> _Extracts from a graphics dataset_:
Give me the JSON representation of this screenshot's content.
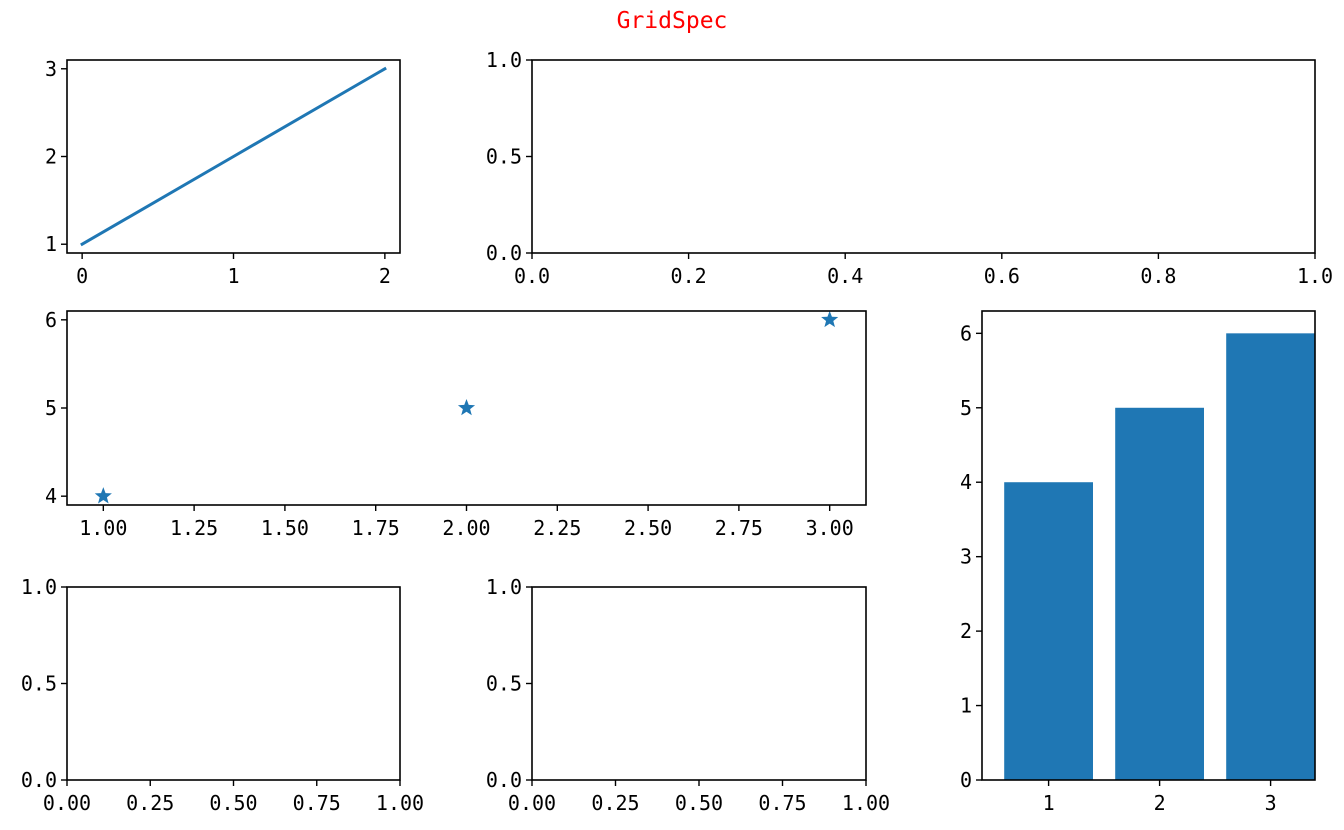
{
  "figure": {
    "title": "GridSpec",
    "title_color": "#ff0000",
    "series_color": "#1f77b4"
  },
  "chart_data": [
    {
      "id": "ax1",
      "type": "line",
      "x": [
        0,
        1,
        2
      ],
      "y": [
        1,
        2,
        3
      ],
      "xlim": [
        -0.1,
        2.1
      ],
      "ylim": [
        0.9,
        3.1
      ],
      "xticks": [
        0,
        1,
        2
      ],
      "xtick_labels": [
        "0",
        "1",
        "2"
      ],
      "yticks": [
        1,
        2,
        3
      ],
      "ytick_labels": [
        "1",
        "2",
        "3"
      ],
      "grid": false
    },
    {
      "id": "ax2",
      "type": "line",
      "x": [],
      "y": [],
      "xlim": [
        0,
        1
      ],
      "ylim": [
        0,
        1
      ],
      "xticks": [
        0,
        0.2,
        0.4,
        0.6,
        0.8,
        1.0
      ],
      "xtick_labels": [
        "0.0",
        "0.2",
        "0.4",
        "0.6",
        "0.8",
        "1.0"
      ],
      "yticks": [
        0,
        0.5,
        1.0
      ],
      "ytick_labels": [
        "0.0",
        "0.5",
        "1.0"
      ],
      "grid": false
    },
    {
      "id": "ax3",
      "type": "scatter",
      "marker": "star",
      "x": [
        1,
        2,
        3
      ],
      "y": [
        4,
        5,
        6
      ],
      "xlim": [
        0.9,
        3.1
      ],
      "ylim": [
        3.9,
        6.1
      ],
      "xticks": [
        1.0,
        1.25,
        1.5,
        1.75,
        2.0,
        2.25,
        2.5,
        2.75,
        3.0
      ],
      "xtick_labels": [
        "1.00",
        "1.25",
        "1.50",
        "1.75",
        "2.00",
        "2.25",
        "2.50",
        "2.75",
        "3.00"
      ],
      "yticks": [
        4,
        5,
        6
      ],
      "ytick_labels": [
        "4",
        "5",
        "6"
      ],
      "grid": false
    },
    {
      "id": "ax4",
      "type": "bar",
      "categories": [
        1,
        2,
        3
      ],
      "values": [
        4,
        5,
        6
      ],
      "bar_width": 0.8,
      "xlim": [
        0.4,
        3.4
      ],
      "ylim": [
        0,
        6.3
      ],
      "xticks": [
        1,
        2,
        3
      ],
      "xtick_labels": [
        "1",
        "2",
        "3"
      ],
      "yticks": [
        0,
        1,
        2,
        3,
        4,
        5,
        6
      ],
      "ytick_labels": [
        "0",
        "1",
        "2",
        "3",
        "4",
        "5",
        "6"
      ],
      "grid": false
    },
    {
      "id": "ax5",
      "type": "line",
      "x": [],
      "y": [],
      "xlim": [
        0,
        1
      ],
      "ylim": [
        0,
        1
      ],
      "xticks": [
        0,
        0.25,
        0.5,
        0.75,
        1.0
      ],
      "xtick_labels": [
        "0.00",
        "0.25",
        "0.50",
        "0.75",
        "1.00"
      ],
      "yticks": [
        0,
        0.5,
        1.0
      ],
      "ytick_labels": [
        "0.0",
        "0.5",
        "1.0"
      ],
      "grid": false
    },
    {
      "id": "ax6",
      "type": "line",
      "x": [],
      "y": [],
      "xlim": [
        0,
        1
      ],
      "ylim": [
        0,
        1
      ],
      "xticks": [
        0,
        0.25,
        0.5,
        0.75,
        1.0
      ],
      "xtick_labels": [
        "0.00",
        "0.25",
        "0.50",
        "0.75",
        "1.00"
      ],
      "yticks": [
        0,
        0.5,
        1.0
      ],
      "ytick_labels": [
        "0.0",
        "0.5",
        "1.0"
      ],
      "grid": false
    }
  ]
}
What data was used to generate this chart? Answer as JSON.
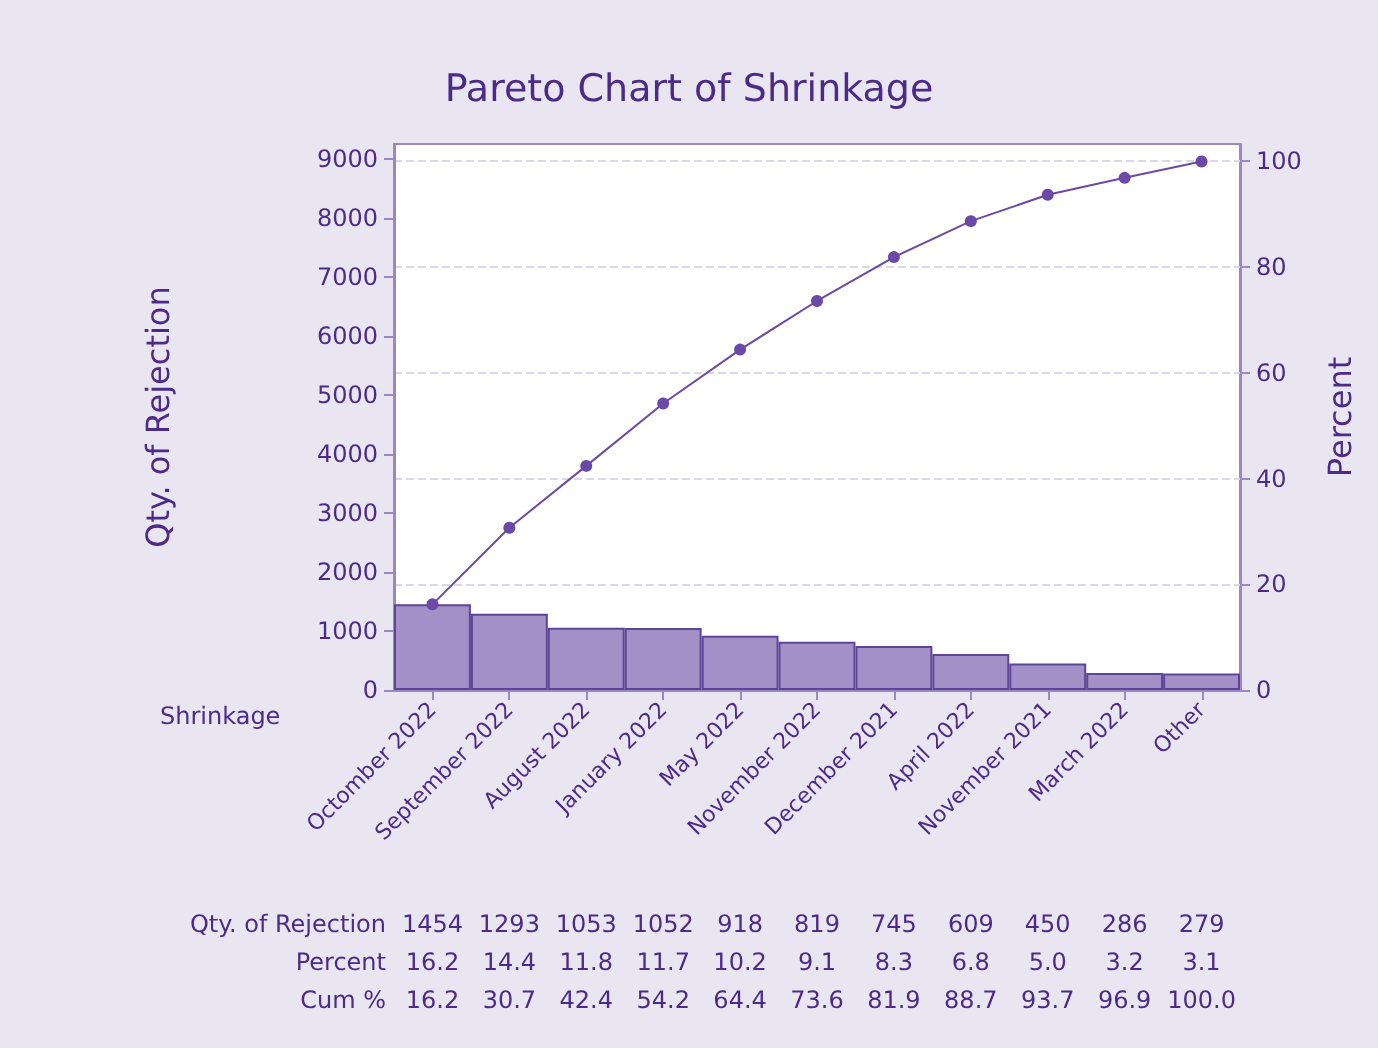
{
  "chart_data": {
    "type": "bar",
    "title": "Pareto Chart of Shrinkage",
    "xlabel": "Shrinkage",
    "ylabel": "Qty. of Rejection",
    "y2label": "Percent",
    "categories": [
      "Octomber 2022",
      "September 2022",
      "August 2022",
      "January 2022",
      "May 2022",
      "November 2022",
      "December 2021",
      "April 2022",
      "November 2021",
      "March 2022",
      "Other"
    ],
    "series": [
      {
        "color": "#a390c6",
        "values": [
          1454,
          1293,
          1053,
          1052,
          918,
          819,
          745,
          609,
          450,
          286,
          279
        ],
        "value_labels": [
          "1454",
          "1293",
          "1053",
          "1052",
          "918",
          "819",
          "745",
          "609",
          "450",
          "286",
          "279"
        ]
      },
      {
        "type": "line",
        "axis": "y2",
        "color": "#6a4aa6",
        "values": [
          16.2,
          30.7,
          42.4,
          54.2,
          64.4,
          73.6,
          81.9,
          88.7,
          93.7,
          96.9,
          100.0
        ]
      }
    ],
    "annotations": [
      "Qty. of Rejection",
      "Percent",
      "16.2",
      "14.4",
      "11.8",
      "11.7",
      "10.2",
      "9.1",
      "8.3",
      "6.8",
      "5.0",
      "3.2",
      "3.1",
      "Cum %",
      "16.2",
      "30.7",
      "42.4",
      "54.2",
      "64.4",
      "73.6",
      "81.9",
      "88.7",
      "93.7",
      "96.9",
      "100.0"
    ],
    "ylim": [
      0,
      9250
    ],
    "yticks": [
      0,
      1000,
      2000,
      3000,
      4000,
      5000,
      6000,
      7000,
      8000,
      9000
    ],
    "y2lim": [
      0,
      103.3
    ],
    "y2ticks": [
      0,
      20,
      40,
      60,
      80,
      100
    ],
    "grid": "y",
    "marker": "circle"
  }
}
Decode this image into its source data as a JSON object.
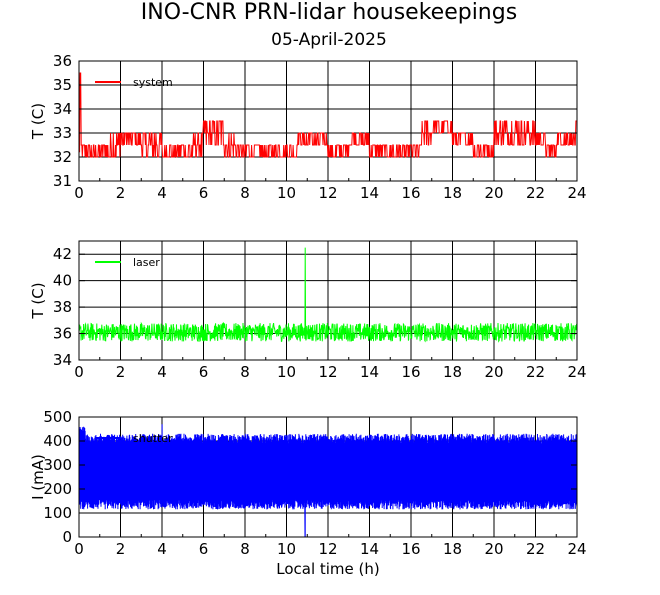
{
  "title": "INO-CNR PRN-lidar housekeepings",
  "subtitle": "05-April-2025",
  "xlabel": "Local time (h)",
  "chart_data": [
    {
      "type": "line",
      "panel": "system",
      "ylabel": "T (C)",
      "xlim": [
        0,
        24
      ],
      "ylim": [
        31,
        36
      ],
      "xticks": [
        "0",
        "2",
        "4",
        "6",
        "8",
        "10",
        "12",
        "14",
        "16",
        "18",
        "20",
        "22",
        "24"
      ],
      "yticks": [
        "31",
        "32",
        "33",
        "34",
        "35",
        "36"
      ],
      "grid": true,
      "legend_position": "top-left",
      "series": [
        {
          "name": "system",
          "color": "#ff0000",
          "x": [
            0,
            0.05,
            0.1,
            1,
            1.5,
            2,
            3,
            4,
            5,
            5.5,
            6,
            7,
            7.5,
            8,
            9,
            10,
            10.5,
            11,
            12,
            13,
            14,
            15,
            16,
            16.5,
            17,
            18,
            19,
            19.5,
            20,
            21,
            22,
            22.5,
            23,
            23.9
          ],
          "y": [
            32.2,
            35.5,
            32.3,
            32.2,
            32.2,
            32.7,
            32.7,
            32.2,
            32.2,
            32.2,
            33.0,
            32.7,
            32.0,
            32.2,
            32.2,
            32.0,
            32.7,
            32.7,
            32.2,
            32.7,
            32.2,
            32.2,
            32.0,
            33.0,
            33.2,
            32.7,
            32.2,
            32.0,
            33.0,
            33.0,
            32.7,
            32.0,
            32.7,
            33.0
          ],
          "range": [
            [
              31.8,
              32.7
            ],
            [
              31.8,
              35.5
            ],
            [
              31.8,
              32.7
            ],
            [
              31.8,
              32.7
            ],
            [
              31.8,
              33.2
            ],
            [
              32.2,
              33.2
            ],
            [
              31.8,
              33.2
            ],
            [
              31.8,
              32.7
            ],
            [
              31.8,
              32.7
            ],
            [
              31.8,
              33.2
            ],
            [
              32.2,
              33.7
            ],
            [
              31.8,
              33.2
            ],
            [
              31.8,
              32.7
            ],
            [
              31.8,
              32.7
            ],
            [
              31.8,
              32.7
            ],
            [
              31.8,
              32.7
            ],
            [
              32.2,
              33.2
            ],
            [
              32.2,
              33.2
            ],
            [
              31.8,
              32.7
            ],
            [
              32.2,
              33.2
            ],
            [
              31.8,
              32.7
            ],
            [
              31.8,
              32.7
            ],
            [
              31.8,
              32.7
            ],
            [
              32.2,
              33.7
            ],
            [
              32.7,
              33.7
            ],
            [
              32.2,
              33.2
            ],
            [
              31.8,
              32.7
            ],
            [
              31.8,
              32.7
            ],
            [
              32.2,
              33.7
            ],
            [
              32.2,
              33.7
            ],
            [
              32.2,
              33.2
            ],
            [
              31.8,
              32.7
            ],
            [
              32.2,
              33.2
            ],
            [
              32.2,
              33.7
            ]
          ]
        }
      ]
    },
    {
      "type": "line",
      "panel": "laser",
      "ylabel": "T (C)",
      "xlim": [
        0,
        24
      ],
      "ylim": [
        34,
        43
      ],
      "xticks": [
        "0",
        "2",
        "4",
        "6",
        "8",
        "10",
        "12",
        "14",
        "16",
        "18",
        "20",
        "22",
        "24"
      ],
      "yticks": [
        "34",
        "36",
        "38",
        "40",
        "42"
      ],
      "grid": true,
      "legend_position": "top-left",
      "series": [
        {
          "name": "laser",
          "color": "#00ff00",
          "x": [
            0,
            10.85,
            10.9,
            10.95,
            24
          ],
          "y": [
            36.0,
            36.0,
            42.5,
            36.0,
            36.0
          ],
          "band": [
            35.4,
            36.8
          ],
          "spike_x": 10.9,
          "spike_y": 42.5
        }
      ]
    },
    {
      "type": "line",
      "panel": "current",
      "ylabel": "I (mA)",
      "xlim": [
        0,
        24
      ],
      "ylim": [
        0,
        500
      ],
      "xticks": [
        "0",
        "2",
        "4",
        "6",
        "8",
        "10",
        "12",
        "14",
        "16",
        "18",
        "20",
        "22",
        "24"
      ],
      "yticks": [
        "0",
        "100",
        "200",
        "300",
        "400",
        "500"
      ],
      "grid": true,
      "legend_position": "top-left",
      "series": [
        {
          "name": "shutter",
          "color": "#0000ff",
          "x": [
            0,
            4,
            10.9,
            24
          ],
          "y": [
            300,
            300,
            300,
            300
          ],
          "band": [
            115,
            430
          ],
          "spike_x": 10.9,
          "spike_y": 0,
          "spike2_x": 4.0,
          "spike2_y": 470
        }
      ]
    }
  ]
}
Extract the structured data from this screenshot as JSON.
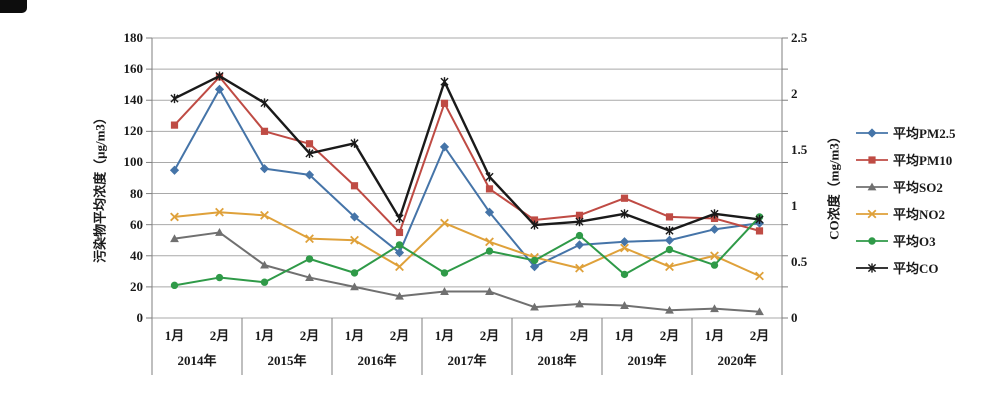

> _Task details_: From the data above, gather every line that includes the word "name".

> _Solution below_:
          "name": "system",
          "name": "laser",
          "name": "shutter",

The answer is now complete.